» What is expected: Reproduce every one of the rows below verbatim, character for character.

(Annotated element entries)

* * * * * * * * *

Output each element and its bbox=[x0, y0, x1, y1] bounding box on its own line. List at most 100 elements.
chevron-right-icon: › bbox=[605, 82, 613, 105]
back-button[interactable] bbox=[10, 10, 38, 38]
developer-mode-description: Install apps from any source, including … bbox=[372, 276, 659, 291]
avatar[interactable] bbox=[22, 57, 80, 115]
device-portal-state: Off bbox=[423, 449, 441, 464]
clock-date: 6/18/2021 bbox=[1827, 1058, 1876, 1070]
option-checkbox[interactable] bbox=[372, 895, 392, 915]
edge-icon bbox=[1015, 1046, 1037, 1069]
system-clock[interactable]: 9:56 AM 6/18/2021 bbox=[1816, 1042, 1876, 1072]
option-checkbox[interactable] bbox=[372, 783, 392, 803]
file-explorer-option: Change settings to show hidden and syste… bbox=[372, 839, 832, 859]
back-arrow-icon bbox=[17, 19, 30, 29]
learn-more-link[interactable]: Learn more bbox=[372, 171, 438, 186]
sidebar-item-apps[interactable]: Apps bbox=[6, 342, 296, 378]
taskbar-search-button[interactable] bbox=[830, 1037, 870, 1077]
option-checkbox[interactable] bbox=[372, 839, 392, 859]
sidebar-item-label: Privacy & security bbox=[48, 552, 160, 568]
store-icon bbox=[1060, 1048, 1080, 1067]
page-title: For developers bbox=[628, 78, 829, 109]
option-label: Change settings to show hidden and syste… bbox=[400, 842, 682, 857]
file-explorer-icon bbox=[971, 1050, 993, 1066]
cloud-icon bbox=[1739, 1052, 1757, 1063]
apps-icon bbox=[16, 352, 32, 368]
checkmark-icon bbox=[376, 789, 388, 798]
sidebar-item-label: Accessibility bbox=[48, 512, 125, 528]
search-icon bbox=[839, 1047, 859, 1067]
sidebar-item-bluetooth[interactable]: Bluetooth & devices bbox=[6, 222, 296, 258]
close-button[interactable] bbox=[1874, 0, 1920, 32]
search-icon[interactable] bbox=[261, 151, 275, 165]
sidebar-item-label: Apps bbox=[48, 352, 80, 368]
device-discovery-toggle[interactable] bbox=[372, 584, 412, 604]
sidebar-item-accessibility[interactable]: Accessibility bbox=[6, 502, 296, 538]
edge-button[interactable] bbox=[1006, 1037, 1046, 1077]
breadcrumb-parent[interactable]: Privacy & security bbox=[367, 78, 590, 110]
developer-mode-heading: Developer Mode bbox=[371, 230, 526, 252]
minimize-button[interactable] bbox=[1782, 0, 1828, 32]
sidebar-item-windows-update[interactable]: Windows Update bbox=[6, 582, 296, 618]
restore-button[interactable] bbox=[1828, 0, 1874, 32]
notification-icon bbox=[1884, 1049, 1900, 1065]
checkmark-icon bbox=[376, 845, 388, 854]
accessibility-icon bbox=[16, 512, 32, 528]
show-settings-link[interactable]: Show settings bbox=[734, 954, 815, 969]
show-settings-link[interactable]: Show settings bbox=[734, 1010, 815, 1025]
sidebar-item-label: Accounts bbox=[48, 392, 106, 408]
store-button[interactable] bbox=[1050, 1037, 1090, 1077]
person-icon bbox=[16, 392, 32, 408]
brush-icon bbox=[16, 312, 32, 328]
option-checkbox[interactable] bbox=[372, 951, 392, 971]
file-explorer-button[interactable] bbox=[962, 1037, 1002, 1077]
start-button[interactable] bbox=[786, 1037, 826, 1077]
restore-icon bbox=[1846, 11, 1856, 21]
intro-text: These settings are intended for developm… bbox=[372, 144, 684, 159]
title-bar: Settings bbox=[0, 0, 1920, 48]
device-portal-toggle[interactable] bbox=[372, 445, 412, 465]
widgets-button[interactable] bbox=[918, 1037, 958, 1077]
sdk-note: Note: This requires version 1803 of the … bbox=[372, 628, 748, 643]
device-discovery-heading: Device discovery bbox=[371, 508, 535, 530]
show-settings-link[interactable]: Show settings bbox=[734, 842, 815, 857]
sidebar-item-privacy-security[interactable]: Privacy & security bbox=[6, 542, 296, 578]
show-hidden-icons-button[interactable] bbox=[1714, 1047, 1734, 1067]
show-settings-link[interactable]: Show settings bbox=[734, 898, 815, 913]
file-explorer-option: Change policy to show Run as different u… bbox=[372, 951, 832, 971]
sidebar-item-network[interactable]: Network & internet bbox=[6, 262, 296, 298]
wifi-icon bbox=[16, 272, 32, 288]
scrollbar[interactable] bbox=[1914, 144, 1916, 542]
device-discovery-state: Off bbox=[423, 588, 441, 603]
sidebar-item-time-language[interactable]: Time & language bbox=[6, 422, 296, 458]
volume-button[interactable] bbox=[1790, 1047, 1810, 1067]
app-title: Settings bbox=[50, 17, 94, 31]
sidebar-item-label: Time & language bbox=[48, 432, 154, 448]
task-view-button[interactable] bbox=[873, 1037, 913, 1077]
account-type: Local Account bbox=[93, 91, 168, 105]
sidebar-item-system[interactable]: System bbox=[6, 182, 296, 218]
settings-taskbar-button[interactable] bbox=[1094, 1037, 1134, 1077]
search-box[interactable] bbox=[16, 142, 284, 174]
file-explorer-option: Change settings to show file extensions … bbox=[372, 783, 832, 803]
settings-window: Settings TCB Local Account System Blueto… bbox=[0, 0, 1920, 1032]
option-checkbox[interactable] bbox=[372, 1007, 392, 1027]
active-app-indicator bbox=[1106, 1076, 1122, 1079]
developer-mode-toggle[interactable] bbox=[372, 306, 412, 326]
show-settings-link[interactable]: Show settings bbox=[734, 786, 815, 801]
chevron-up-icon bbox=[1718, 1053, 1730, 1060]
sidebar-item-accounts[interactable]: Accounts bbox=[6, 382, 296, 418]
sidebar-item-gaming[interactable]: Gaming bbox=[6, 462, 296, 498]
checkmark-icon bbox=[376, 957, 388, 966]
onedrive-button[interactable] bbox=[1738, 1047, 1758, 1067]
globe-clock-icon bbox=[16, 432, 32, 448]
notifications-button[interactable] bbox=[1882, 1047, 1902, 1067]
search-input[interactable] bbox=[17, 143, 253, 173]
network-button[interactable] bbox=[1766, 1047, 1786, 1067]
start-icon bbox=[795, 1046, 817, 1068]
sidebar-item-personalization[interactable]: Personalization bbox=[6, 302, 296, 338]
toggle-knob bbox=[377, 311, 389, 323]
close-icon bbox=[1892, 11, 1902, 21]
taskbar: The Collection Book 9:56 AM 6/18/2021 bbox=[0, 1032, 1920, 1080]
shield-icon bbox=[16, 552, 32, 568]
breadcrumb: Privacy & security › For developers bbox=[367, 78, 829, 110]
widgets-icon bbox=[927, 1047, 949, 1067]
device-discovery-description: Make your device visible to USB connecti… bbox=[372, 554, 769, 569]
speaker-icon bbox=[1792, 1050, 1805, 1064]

* * * * * * * * *

» Right answer:
Output each element and its bbox=[x0, y0, x1, y1] bounding box on its own line. List at most 100 elements.
chevron-right-icon: › bbox=[605, 82, 613, 105]
back-button[interactable] bbox=[10, 10, 38, 38]
developer-mode-description: Install apps from any source, including … bbox=[372, 276, 659, 291]
avatar[interactable] bbox=[22, 57, 80, 115]
device-portal-state: Off bbox=[423, 449, 441, 464]
clock-date: 6/18/2021 bbox=[1827, 1058, 1876, 1070]
option-checkbox[interactable] bbox=[372, 895, 392, 915]
edge-icon bbox=[1015, 1046, 1037, 1069]
system-clock[interactable]: 9:56 AM 6/18/2021 bbox=[1816, 1042, 1876, 1072]
option-checkbox[interactable] bbox=[372, 783, 392, 803]
file-explorer-option: Change settings to show hidden and syste… bbox=[372, 839, 832, 859]
back-arrow-icon bbox=[17, 19, 30, 29]
learn-more-link[interactable]: Learn more bbox=[372, 171, 438, 186]
sidebar-item-apps[interactable]: Apps bbox=[6, 342, 296, 378]
taskbar-search-button[interactable] bbox=[830, 1037, 870, 1077]
option-checkbox[interactable] bbox=[372, 839, 392, 859]
sidebar-item-label: Privacy & security bbox=[48, 552, 160, 568]
store-icon bbox=[1060, 1048, 1080, 1067]
page-title: For developers bbox=[628, 78, 829, 109]
option-label: Change settings to show hidden and syste… bbox=[400, 842, 682, 857]
file-explorer-icon bbox=[971, 1050, 993, 1066]
cloud-icon bbox=[1739, 1052, 1757, 1063]
apps-icon bbox=[16, 352, 32, 368]
checkmark-icon bbox=[376, 789, 388, 798]
sidebar-item-label: Accessibility bbox=[48, 512, 125, 528]
search-icon bbox=[839, 1047, 859, 1067]
sidebar-item-bluetooth[interactable]: Bluetooth & devices bbox=[6, 222, 296, 258]
close-button[interactable] bbox=[1874, 0, 1920, 32]
search-icon[interactable] bbox=[261, 151, 275, 165]
sidebar-item-label: Apps bbox=[48, 352, 80, 368]
device-discovery-toggle[interactable] bbox=[372, 584, 412, 604]
sidebar-item-accessibility[interactable]: Accessibility bbox=[6, 502, 296, 538]
edge-button[interactable] bbox=[1006, 1037, 1046, 1077]
breadcrumb-parent[interactable]: Privacy & security bbox=[367, 78, 590, 110]
developer-mode-heading: Developer Mode bbox=[371, 230, 526, 252]
minimize-button[interactable] bbox=[1782, 0, 1828, 32]
sidebar-item-windows-update[interactable]: Windows Update bbox=[6, 582, 296, 618]
restore-button[interactable] bbox=[1828, 0, 1874, 32]
notification-icon bbox=[1884, 1049, 1900, 1065]
checkmark-icon bbox=[376, 845, 388, 854]
accessibility-icon bbox=[16, 512, 32, 528]
show-settings-link[interactable]: Show settings bbox=[734, 954, 815, 969]
show-settings-link[interactable]: Show settings bbox=[734, 1010, 815, 1025]
sidebar-item-label: Accounts bbox=[48, 392, 106, 408]
store-button[interactable] bbox=[1050, 1037, 1090, 1077]
person-icon bbox=[16, 392, 32, 408]
brush-icon bbox=[16, 312, 32, 328]
option-checkbox[interactable] bbox=[372, 951, 392, 971]
file-explorer-button[interactable] bbox=[962, 1037, 1002, 1077]
start-button[interactable] bbox=[786, 1037, 826, 1077]
restore-icon bbox=[1846, 11, 1856, 21]
intro-text: These settings are intended for developm… bbox=[372, 144, 684, 159]
title-bar: Settings bbox=[0, 0, 1920, 48]
device-portal-toggle[interactable] bbox=[372, 445, 412, 465]
widgets-button[interactable] bbox=[918, 1037, 958, 1077]
sdk-note: Note: This requires version 1803 of the … bbox=[372, 628, 748, 643]
device-discovery-heading: Device discovery bbox=[371, 508, 535, 530]
show-settings-link[interactable]: Show settings bbox=[734, 842, 815, 857]
sidebar-item-privacy-security[interactable]: Privacy & security bbox=[6, 542, 296, 578]
show-hidden-icons-button[interactable] bbox=[1714, 1047, 1734, 1067]
show-settings-link[interactable]: Show settings bbox=[734, 898, 815, 913]
file-explorer-option: Change policy to show Run as different u… bbox=[372, 951, 832, 971]
sidebar-item-network[interactable]: Network & internet bbox=[6, 262, 296, 298]
wifi-icon bbox=[16, 272, 32, 288]
scrollbar[interactable] bbox=[1914, 144, 1916, 542]
device-discovery-state: Off bbox=[423, 588, 441, 603]
sidebar-item-time-language[interactable]: Time & language bbox=[6, 422, 296, 458]
volume-button[interactable] bbox=[1790, 1047, 1810, 1067]
app-title: Settings bbox=[50, 17, 94, 31]
sidebar-item-label: Time & language bbox=[48, 432, 154, 448]
task-view-button[interactable] bbox=[873, 1037, 913, 1077]
account-type: Local Account bbox=[93, 91, 168, 105]
sidebar-item-system[interactable]: System bbox=[6, 182, 296, 218]
settings-taskbar-button[interactable] bbox=[1094, 1037, 1134, 1077]
search-box[interactable] bbox=[16, 142, 284, 174]
file-explorer-option: Change settings to show file extensions … bbox=[372, 783, 832, 803]
settings-window: Settings TCB Local Account System Blueto… bbox=[0, 0, 1920, 1032]
option-checkbox[interactable] bbox=[372, 1007, 392, 1027]
active-app-indicator bbox=[1106, 1076, 1122, 1079]
developer-mode-toggle[interactable] bbox=[372, 306, 412, 326]
show-settings-link[interactable]: Show settings bbox=[734, 786, 815, 801]
chevron-up-icon bbox=[1718, 1053, 1730, 1060]
sidebar-item-accounts[interactable]: Accounts bbox=[6, 382, 296, 418]
sidebar-item-gaming[interactable]: Gaming bbox=[6, 462, 296, 498]
checkmark-icon bbox=[376, 957, 388, 966]
onedrive-button[interactable] bbox=[1738, 1047, 1758, 1067]
globe-clock-icon bbox=[16, 432, 32, 448]
notifications-button[interactable] bbox=[1882, 1047, 1902, 1067]
search-input[interactable] bbox=[17, 143, 253, 173]
network-button[interactable] bbox=[1766, 1047, 1786, 1067]
start-icon bbox=[795, 1046, 817, 1068]
sidebar-item-personalization[interactable]: Personalization bbox=[6, 302, 296, 338]
toggle-knob bbox=[377, 311, 389, 323]
close-icon bbox=[1892, 11, 1902, 21]
taskbar: The Collection Book 9:56 AM 6/18/2021 bbox=[0, 1032, 1920, 1080]
shield-icon bbox=[16, 552, 32, 568]
breadcrumb: Privacy & security › For developers bbox=[367, 78, 829, 110]
widgets-icon bbox=[927, 1047, 949, 1067]
device-discovery-description: Make your device visible to USB connecti… bbox=[372, 554, 769, 569]
speaker-icon bbox=[1792, 1050, 1805, 1064]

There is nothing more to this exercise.